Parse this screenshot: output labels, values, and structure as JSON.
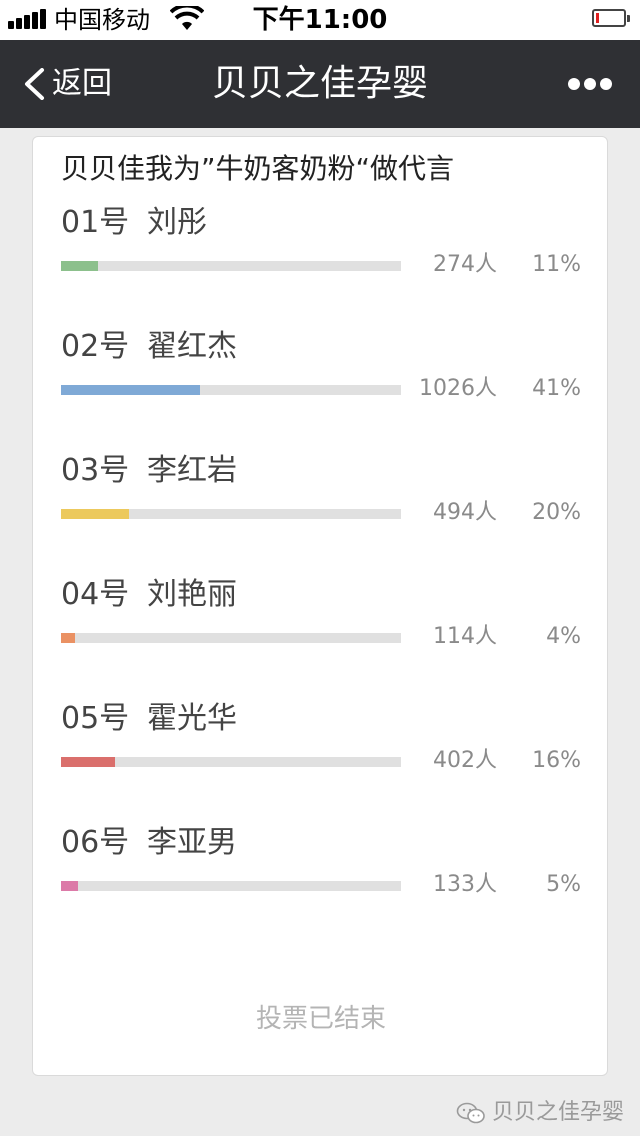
{
  "status_bar": {
    "carrier": "中国移动",
    "time": "下午11:00",
    "battery_level": 0.1
  },
  "nav": {
    "back_label": "返回",
    "title": "贝贝之佳孕婴",
    "more_icon": "more-dots-icon"
  },
  "poll": {
    "title": "贝贝佳我为”牛奶客奶粉“做代言",
    "options": [
      {
        "number": "01号",
        "name": "刘彤",
        "count": "274人",
        "percent": "11%",
        "fraction": 0.11,
        "color": "#8cc08c"
      },
      {
        "number": "02号",
        "name": "翟红杰",
        "count": "1026人",
        "percent": "41%",
        "fraction": 0.41,
        "color": "#7fa9d6"
      },
      {
        "number": "03号",
        "name": "李红岩",
        "count": "494人",
        "percent": "20%",
        "fraction": 0.2,
        "color": "#ecc95d"
      },
      {
        "number": "04号",
        "name": "刘艳丽",
        "count": "114人",
        "percent": "4%",
        "fraction": 0.04,
        "color": "#ea9163"
      },
      {
        "number": "05号",
        "name": "霍光华",
        "count": "402人",
        "percent": "16%",
        "fraction": 0.16,
        "color": "#da6f6c"
      },
      {
        "number": "06号",
        "name": "李亚男",
        "count": "133人",
        "percent": "5%",
        "fraction": 0.05,
        "color": "#dc7aa8"
      }
    ],
    "status": "投票已结束"
  },
  "watermark": {
    "text": "贝贝之佳孕婴",
    "icon": "wechat-icon"
  }
}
=======
JOB: Extract every line that has the string "number" in it.

ANSWER BELOW:
        "number": "01号",
        "number": "02号",
        "number": "03号",
        "number": "04号",
        "number": "05号",
        "number": "06号",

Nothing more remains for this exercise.